▶ _What to do_
Locate the word "Success" in the entries below, then gather every line that holds it.

▶ _Provided material_
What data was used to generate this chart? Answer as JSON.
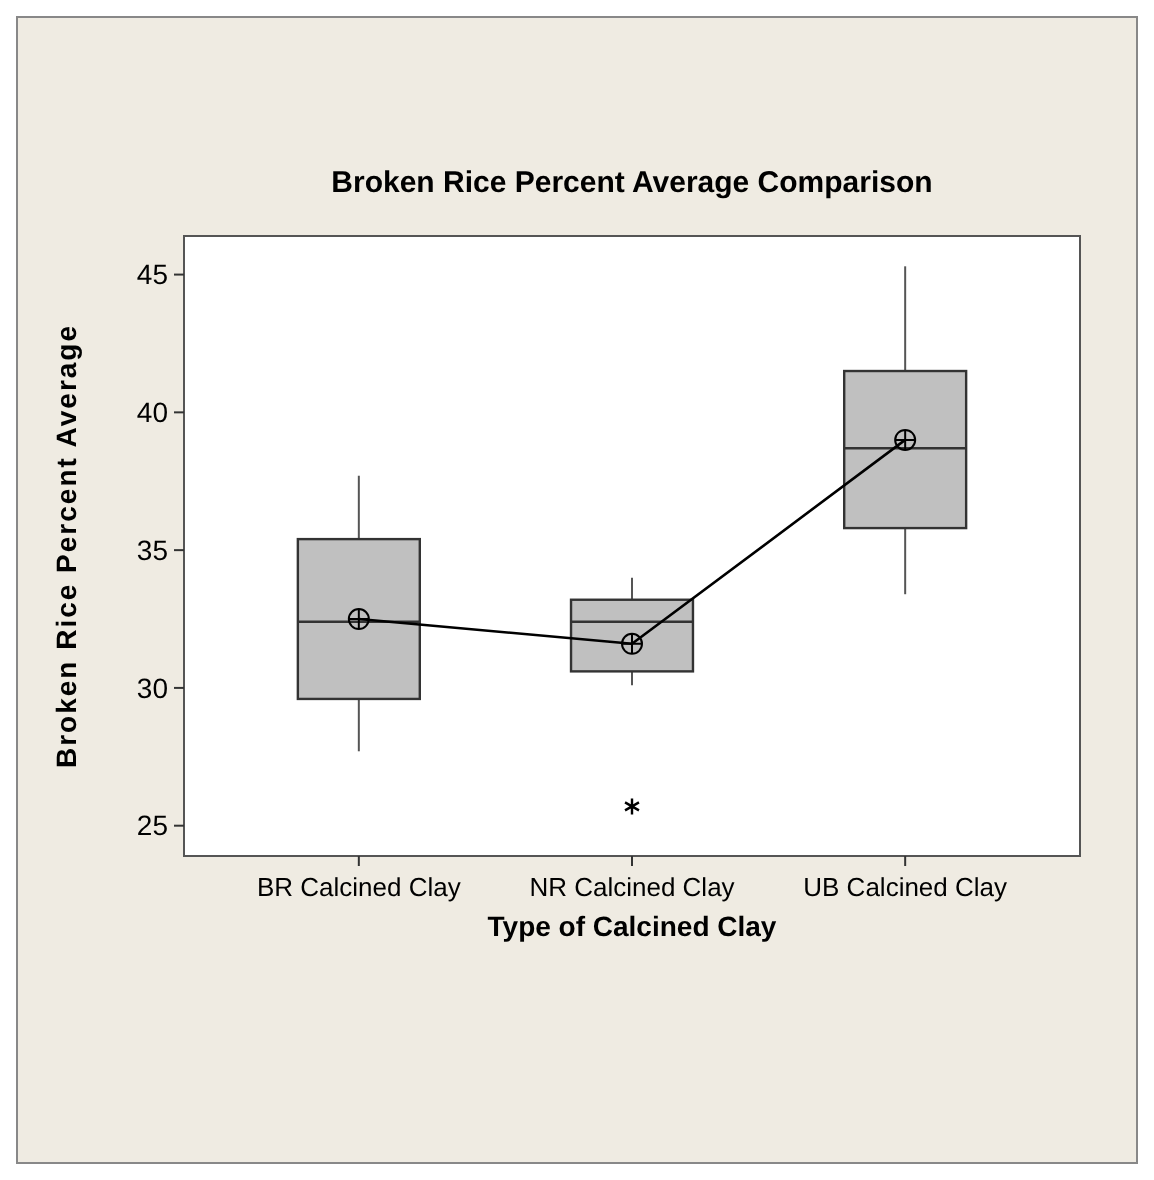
{
  "chart_data": {
    "type": "box",
    "title": "Broken Rice Percent Average Comparison",
    "xlabel": "Type of Calcined Clay",
    "ylabel": "Broken Rice Percent Average",
    "categories": [
      "BR Calcined Clay",
      "NR Calcined Clay",
      "UB Calcined Clay"
    ],
    "ylim": [
      23.9,
      46.4
    ],
    "yticks": [
      25,
      30,
      35,
      40,
      45
    ],
    "grid": false,
    "series": [
      {
        "color": "#c0c0c0",
        "boxes": [
          {
            "low": 27.7,
            "q1": 29.6,
            "median": 32.4,
            "q3": 35.4,
            "high": 37.7
          },
          {
            "low": 30.1,
            "q1": 30.6,
            "median": 32.4,
            "q3": 33.2,
            "high": 34.0,
            "outliers": [
              25.7
            ]
          },
          {
            "low": 33.4,
            "q1": 35.8,
            "median": 38.7,
            "q3": 41.5,
            "high": 45.3
          }
        ]
      },
      {
        "type": "line",
        "color": "#000000",
        "values": [
          32.5,
          31.6,
          39.0
        ],
        "marker": "circle"
      }
    ]
  }
}
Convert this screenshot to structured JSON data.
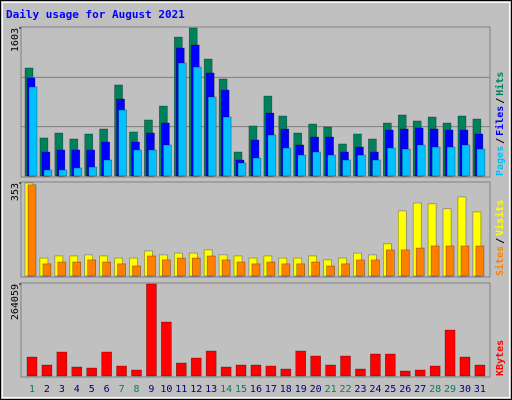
{
  "title": "Daily usage for August 2021",
  "legend_separator": "/",
  "chart_data": [
    {
      "type": "bar",
      "ylim": [
        0,
        1603
      ],
      "yticks": [
        1603
      ],
      "grid_divisions": 3,
      "series": [
        {
          "name": "Hits",
          "color": "#00805c",
          "values": [
            1170,
            412,
            466,
            401,
            455,
            509,
            986,
            477,
            607,
            758,
            1505,
            1603,
            1267,
            1051,
            260,
            542,
            866,
            650,
            466,
            563,
            531,
            347,
            455,
            401,
            574,
            661,
            596,
            639,
            574,
            650,
            617
          ]
        },
        {
          "name": "Files",
          "color": "#0000ff",
          "values": [
            1061,
            260,
            282,
            282,
            282,
            368,
            834,
            368,
            466,
            574,
            1386,
            1419,
            1116,
            931,
            173,
            390,
            682,
            509,
            336,
            422,
            422,
            260,
            314,
            260,
            498,
            509,
            520,
            509,
            498,
            498,
            455
          ]
        },
        {
          "name": "Pages",
          "color": "#00c0ff",
          "values": [
            964,
            65,
            65,
            87,
            97,
            173,
            715,
            282,
            282,
            336,
            1224,
            1180,
            856,
            639,
            141,
            195,
            444,
            303,
            227,
            260,
            227,
            173,
            227,
            173,
            303,
            292,
            336,
            314,
            314,
            336,
            292
          ]
        }
      ]
    },
    {
      "type": "bar",
      "ylim": [
        0,
        353
      ],
      "yticks": [
        353
      ],
      "series": [
        {
          "name": "Visits",
          "color": "#ffff00",
          "values": [
            353,
            68,
            76,
            76,
            80,
            76,
            68,
            68,
            95,
            80,
            87,
            87,
            99,
            80,
            76,
            68,
            76,
            68,
            68,
            76,
            61,
            68,
            87,
            80,
            122,
            247,
            277,
            274,
            255,
            300,
            243
          ]
        },
        {
          "name": "Sites",
          "color": "#ff8000",
          "values": [
            346,
            46,
            53,
            53,
            61,
            53,
            46,
            38,
            76,
            61,
            68,
            68,
            76,
            61,
            53,
            46,
            53,
            46,
            46,
            53,
            38,
            46,
            61,
            61,
            99,
            99,
            106,
            114,
            114,
            114,
            114
          ]
        }
      ]
    },
    {
      "type": "bar",
      "ylim": [
        0,
        264059
      ],
      "yticks": [
        264059
      ],
      "categories": [
        "1",
        "2",
        "3",
        "4",
        "5",
        "6",
        "7",
        "8",
        "9",
        "10",
        "11",
        "12",
        "13",
        "14",
        "15",
        "16",
        "17",
        "18",
        "19",
        "20",
        "21",
        "22",
        "23",
        "24",
        "25",
        "26",
        "27",
        "28",
        "29",
        "30",
        "31"
      ],
      "weekend": [
        true,
        false,
        false,
        false,
        false,
        false,
        true,
        true,
        false,
        false,
        false,
        false,
        false,
        true,
        true,
        false,
        false,
        false,
        false,
        false,
        true,
        true,
        false,
        false,
        false,
        false,
        false,
        true,
        true,
        false,
        false
      ],
      "weekend_color": "#00805c",
      "label_color": "#000080",
      "series": [
        {
          "name": "KBytes",
          "color": "#ff0000",
          "values": [
            54530,
            31570,
            68880,
            25830,
            22960,
            68880,
            28700,
            17220,
            264059,
            155000,
            37310,
            51660,
            71750,
            25830,
            31570,
            31570,
            28700,
            20090,
            71750,
            57400,
            31570,
            57400,
            20090,
            63140,
            63140,
            14350,
            17220,
            28700,
            132020,
            54530,
            31570
          ]
        }
      ]
    }
  ]
}
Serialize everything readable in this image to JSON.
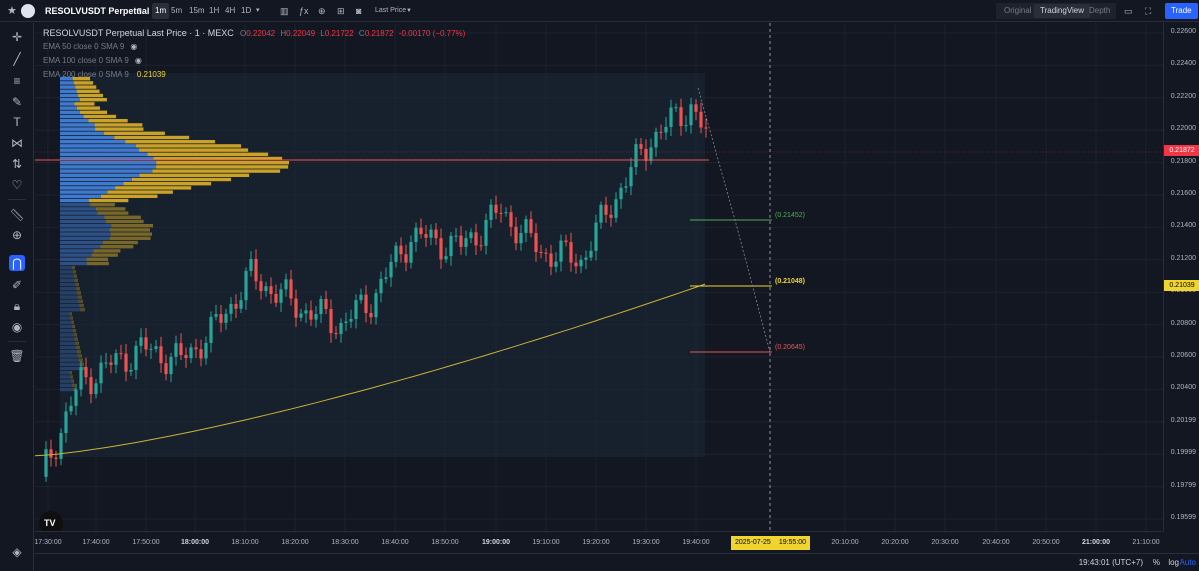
{
  "topbar": {
    "symbol": "RESOLVUSDT Perpetual",
    "timeframes": [
      "1m",
      "5m",
      "15m",
      "1H",
      "4H",
      "1D"
    ],
    "active_timeframe": "1m",
    "price_source": "Last Price",
    "view_options": [
      "Original",
      "TradingView",
      "Depth"
    ],
    "active_view": "TradingView",
    "trade_label": "Trade"
  },
  "legend": {
    "title": "RESOLVUSDT Perpetual Last Price · 1 · MEXC",
    "open_label": "O",
    "open": "0.22042",
    "high_label": "H",
    "high": "0.22049",
    "low_label": "L",
    "low": "0.21722",
    "close_label": "C",
    "close": "0.21872",
    "change": "-0.00170 (−0.77%)",
    "ema1": "EMA 50 close 0 SMA 9",
    "ema2": "EMA 100 close 0 SMA 9",
    "ema3": "EMA 200 close 0 SMA 9",
    "ema3_value": "0.21039"
  },
  "price_axis": {
    "labels": [
      "0.22600",
      "0.22400",
      "0.22200",
      "0.22000",
      "0.21800",
      "0.21600",
      "0.21400",
      "0.21200",
      "0.21000",
      "0.20800",
      "0.20600",
      "0.20400",
      "0.20199",
      "0.19999",
      "0.19799",
      "0.19599"
    ],
    "current_price": "0.21872",
    "ema_price": "0.21039"
  },
  "time_axis": {
    "labels": [
      "17:30:00",
      "17:40:00",
      "17:50:00",
      "18:00:00",
      "18:10:00",
      "18:20:00",
      "18:30:00",
      "18:40:00",
      "18:50:00",
      "19:00:00",
      "19:10:00",
      "19:20:00",
      "19:30:00",
      "19:40:00",
      "20:10:00",
      "20:20:00",
      "20:30:00",
      "20:40:00",
      "20:50:00",
      "21:00:00",
      "21:10:00"
    ],
    "bold_labels": [
      "18:00:00",
      "19:00:00",
      "21:00:00"
    ],
    "cursor_date": "2025-07-25",
    "cursor_time": "19:55:00"
  },
  "drawings": {
    "target_green": "(0.21452)",
    "target_yellow": "(0.21048)",
    "target_red": "(0.20645)"
  },
  "bottom": {
    "clock": "19:43:01 (UTC+7)",
    "percent": "%",
    "log": "log",
    "auto": "Auto"
  },
  "colors": {
    "up": "#26a69a",
    "down": "#ef5350",
    "ema": "#c9b437",
    "accent": "#2962ff",
    "vp_blue": "#3f7ad1",
    "vp_gold": "#c9a227"
  },
  "icons": [
    "star-icon",
    "avatar-icon",
    "dropdown-chevron-icon",
    "candles-icon",
    "indicators-icon",
    "alert-icon",
    "layout-icon",
    "camera-icon",
    "fullscreen-icon",
    "crosshair-icon",
    "trend-line-icon",
    "horizontal-lines-icon",
    "brush-icon",
    "text-icon",
    "pattern-icon",
    "forecast-icon",
    "heart-icon",
    "ruler-icon",
    "zoom-icon",
    "magnet-icon",
    "lock-drawing-icon",
    "lock-icon",
    "eye-icon",
    "trash-icon",
    "layers-icon",
    "tradingview-logo-icon"
  ]
}
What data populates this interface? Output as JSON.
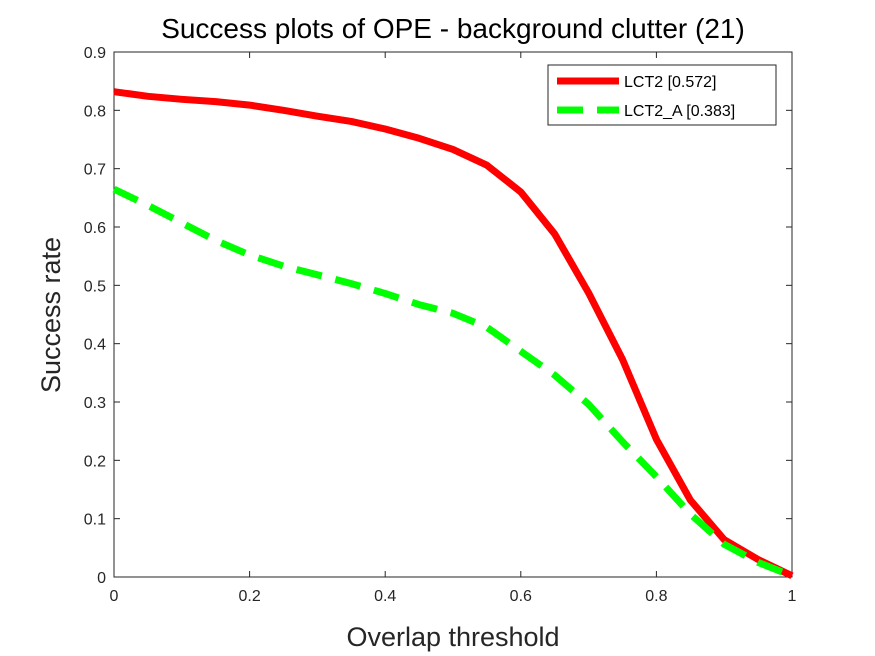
{
  "chart_data": {
    "type": "line",
    "title": "Success plots of OPE - background clutter (21)",
    "xlabel": "Overlap threshold",
    "ylabel": "Success rate",
    "xlim": [
      0,
      1
    ],
    "ylim": [
      0,
      0.9
    ],
    "xticks": [
      "0",
      "0.2",
      "0.4",
      "0.6",
      "0.8",
      "1"
    ],
    "yticks": [
      "0",
      "0.1",
      "0.2",
      "0.3",
      "0.4",
      "0.5",
      "0.6",
      "0.7",
      "0.8",
      "0.9"
    ],
    "grid": false,
    "legend_position": "top-right",
    "x": [
      0,
      0.05,
      0.1,
      0.15,
      0.2,
      0.25,
      0.3,
      0.35,
      0.4,
      0.45,
      0.5,
      0.55,
      0.6,
      0.65,
      0.7,
      0.75,
      0.8,
      0.85,
      0.9,
      0.95,
      1
    ],
    "series": [
      {
        "name": "LCT2 [0.572]",
        "color": "#ff0000",
        "style": "solid",
        "values": [
          0.832,
          0.824,
          0.819,
          0.815,
          0.809,
          0.8,
          0.79,
          0.781,
          0.768,
          0.752,
          0.733,
          0.706,
          0.66,
          0.588,
          0.487,
          0.373,
          0.236,
          0.132,
          0.064,
          0.03,
          0.002
        ]
      },
      {
        "name": "LCT2_A [0.383]",
        "color": "#00ff00",
        "style": "dashed",
        "values": [
          0.665,
          0.637,
          0.607,
          0.577,
          0.552,
          0.533,
          0.518,
          0.503,
          0.486,
          0.467,
          0.452,
          0.428,
          0.387,
          0.346,
          0.296,
          0.232,
          0.172,
          0.108,
          0.056,
          0.025,
          0.002
        ]
      }
    ]
  }
}
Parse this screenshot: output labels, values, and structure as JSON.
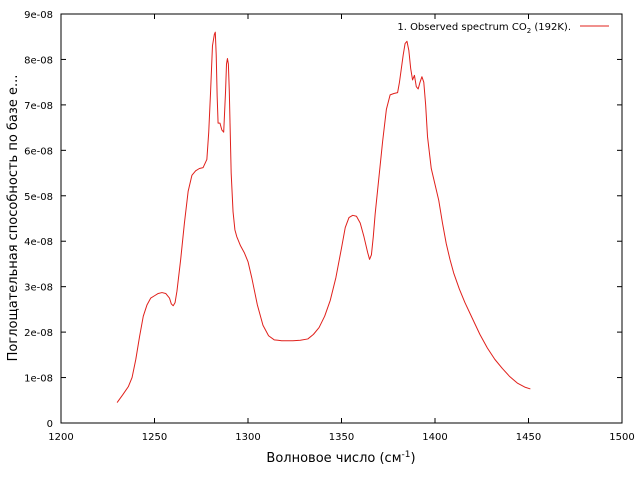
{
  "chart_data": {
    "type": "line",
    "title": "",
    "xlabel": "Волновое число (см",
    "xlabel_sup": "-1",
    "xlabel_end": ")",
    "ylabel": "Поглощательная способность по базе e...",
    "xlim": [
      1200,
      1500
    ],
    "ylim": [
      0,
      9e-08
    ],
    "x_ticks": [
      1200,
      1250,
      1300,
      1350,
      1400,
      1450,
      1500
    ],
    "x_tick_labels": [
      "1200",
      "1250",
      "1300",
      "1350",
      "1400",
      "1450",
      "1500"
    ],
    "y_ticks": [
      0,
      1e-08,
      2e-08,
      3e-08,
      4e-08,
      5e-08,
      6e-08,
      7e-08,
      8e-08,
      9e-08
    ],
    "y_tick_labels": [
      "0",
      "1e-08",
      "2e-08",
      "3e-08",
      "4e-08",
      "5e-08",
      "6e-08",
      "7e-08",
      "8e-08",
      "9e-08"
    ],
    "grid": false,
    "legend_position": "top-right",
    "series": [
      {
        "name": "1. Observed spectrum CO",
        "name_sub": "2",
        "name_end": " (192K).",
        "color": "#e0201b",
        "x": [
          1230,
          1233,
          1236,
          1238,
          1240,
          1242,
          1244,
          1246,
          1248,
          1250,
          1252,
          1254,
          1256,
          1258,
          1259,
          1260,
          1261,
          1262,
          1264,
          1266,
          1268,
          1270,
          1272,
          1274,
          1276,
          1278,
          1279,
          1280,
          1281,
          1282,
          1282.5,
          1283,
          1283.5,
          1284,
          1285,
          1286,
          1287,
          1288,
          1288.5,
          1289,
          1289.5,
          1290,
          1291,
          1292,
          1293,
          1294,
          1296,
          1298,
          1300,
          1302,
          1305,
          1308,
          1311,
          1314,
          1316,
          1318,
          1320,
          1324,
          1328,
          1332,
          1335,
          1338,
          1341,
          1344,
          1347,
          1350,
          1352,
          1354,
          1356,
          1358,
          1360,
          1362,
          1364,
          1365,
          1366,
          1367,
          1368,
          1370,
          1372,
          1374,
          1376,
          1378,
          1380,
          1381,
          1382,
          1383,
          1384,
          1385,
          1386,
          1387,
          1388,
          1389,
          1390,
          1391,
          1392,
          1393,
          1394,
          1395,
          1396,
          1398,
          1400,
          1402,
          1404,
          1406,
          1408,
          1410,
          1413,
          1416,
          1420,
          1424,
          1428,
          1432,
          1436,
          1440,
          1444,
          1448,
          1451
        ],
        "values": [
          4.5e-09,
          6.2e-09,
          8e-09,
          1e-08,
          1.4e-08,
          1.9e-08,
          2.35e-08,
          2.6e-08,
          2.75e-08,
          2.8e-08,
          2.85e-08,
          2.87e-08,
          2.85e-08,
          2.75e-08,
          2.62e-08,
          2.58e-08,
          2.65e-08,
          2.9e-08,
          3.6e-08,
          4.4e-08,
          5.1e-08,
          5.45e-08,
          5.55e-08,
          5.6e-08,
          5.62e-08,
          5.8e-08,
          6.4e-08,
          7.3e-08,
          8.3e-08,
          8.55e-08,
          8.6e-08,
          8.1e-08,
          7.2e-08,
          6.6e-08,
          6.6e-08,
          6.45e-08,
          6.4e-08,
          7.3e-08,
          7.9e-08,
          8.02e-08,
          7.9e-08,
          7.3e-08,
          5.5e-08,
          4.65e-08,
          4.25e-08,
          4.1e-08,
          3.9e-08,
          3.75e-08,
          3.55e-08,
          3.2e-08,
          2.6e-08,
          2.15e-08,
          1.92e-08,
          1.83e-08,
          1.82e-08,
          1.81e-08,
          1.81e-08,
          1.81e-08,
          1.82e-08,
          1.85e-08,
          1.95e-08,
          2.1e-08,
          2.35e-08,
          2.7e-08,
          3.2e-08,
          3.85e-08,
          4.3e-08,
          4.52e-08,
          4.57e-08,
          4.55e-08,
          4.4e-08,
          4.1e-08,
          3.75e-08,
          3.6e-08,
          3.7e-08,
          4.1e-08,
          4.6e-08,
          5.4e-08,
          6.2e-08,
          6.9e-08,
          7.22e-08,
          7.25e-08,
          7.27e-08,
          7.5e-08,
          7.8e-08,
          8.1e-08,
          8.35e-08,
          8.4e-08,
          8.2e-08,
          7.8e-08,
          7.55e-08,
          7.65e-08,
          7.4e-08,
          7.35e-08,
          7.5e-08,
          7.62e-08,
          7.5e-08,
          7e-08,
          6.3e-08,
          5.6e-08,
          5.25e-08,
          4.9e-08,
          4.4e-08,
          3.95e-08,
          3.6e-08,
          3.3e-08,
          2.95e-08,
          2.65e-08,
          2.3e-08,
          1.95e-08,
          1.65e-08,
          1.4e-08,
          1.2e-08,
          1.02e-08,
          8.8e-09,
          7.9e-09,
          7.5e-09
        ]
      }
    ]
  }
}
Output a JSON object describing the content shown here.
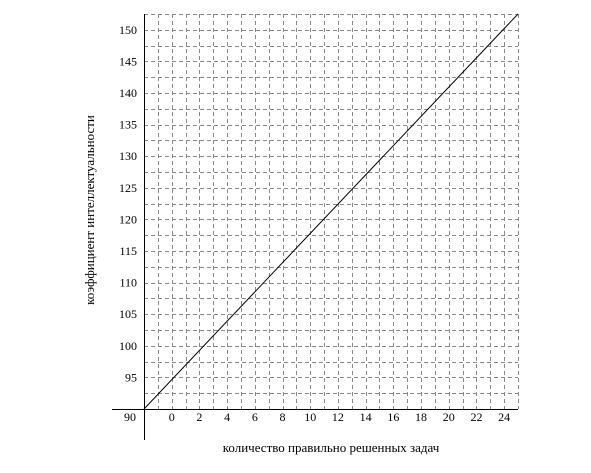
{
  "chart_data": {
    "type": "line",
    "title": "",
    "xlabel": "количество правильно решенных задач",
    "ylabel": "коэффициент интеллектуальности",
    "origin_label": "90",
    "x_ticks": [
      0,
      2,
      4,
      6,
      8,
      10,
      12,
      14,
      16,
      18,
      20,
      22,
      24
    ],
    "y_ticks": [
      95,
      100,
      105,
      110,
      115,
      120,
      125,
      130,
      135,
      140,
      145,
      150
    ],
    "xlim": [
      -2,
      25
    ],
    "ylim": [
      90,
      152.5
    ],
    "grid": true,
    "series": [
      {
        "x": [
          -2,
          25
        ],
        "y": [
          90,
          152.5
        ]
      }
    ]
  }
}
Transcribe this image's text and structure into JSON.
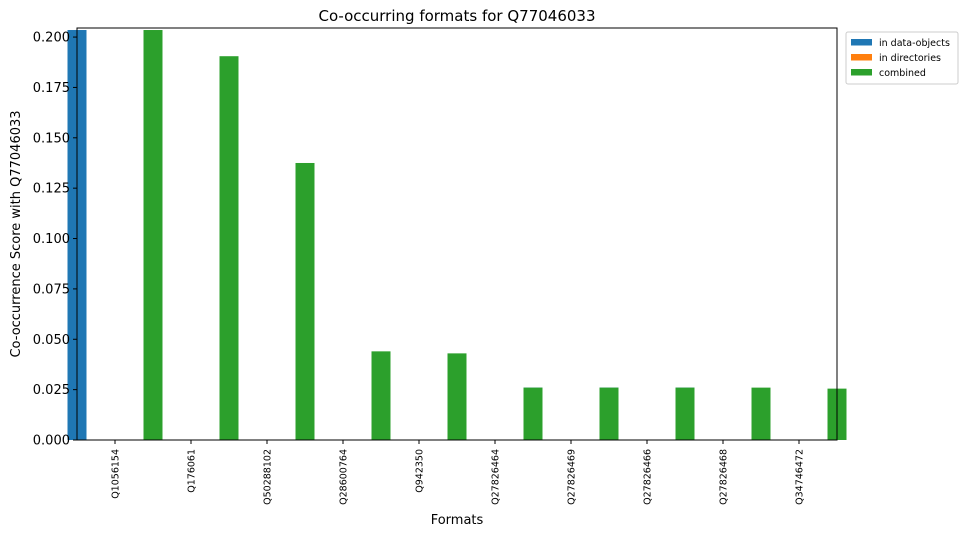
{
  "chart_data": {
    "type": "bar",
    "title": "Co-occurring formats for Q77046033",
    "xlabel": "Formats",
    "ylabel": "Co-occurrence Score with Q77046033",
    "categories": [
      "Q1056154",
      "Q176061",
      "Q50288102",
      "Q28600764",
      "Q942350",
      "Q27826464",
      "Q27826469",
      "Q27826466",
      "Q27826468",
      "Q34746472"
    ],
    "series": [
      {
        "name": "in data-objects",
        "color": "#1f77b4",
        "values": [
          0.2035,
          0.1905,
          0.1375,
          0.044,
          0.043,
          0.026,
          0.026,
          0.026,
          0.026,
          0.0255
        ]
      },
      {
        "name": "in directories",
        "color": "#ff7f0e",
        "values": [
          0,
          0,
          0,
          0,
          0,
          0,
          0,
          0,
          0,
          0
        ]
      },
      {
        "name": "combined",
        "color": "#2ca02c",
        "values": [
          0.2035,
          0.1905,
          0.1375,
          0.044,
          0.043,
          0.026,
          0.026,
          0.026,
          0.026,
          0.0255
        ]
      }
    ],
    "yticks": [
      "0.000",
      "0.025",
      "0.050",
      "0.075",
      "0.100",
      "0.125",
      "0.150",
      "0.175",
      "0.200"
    ],
    "ylim": [
      0,
      0.2045
    ],
    "grid": false,
    "legend_position": "upper right, outside plot"
  }
}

▶ _Complete answer_
    "title": "Success plots of OPE - background clutter (21)",
    "ylabel": "Success rate",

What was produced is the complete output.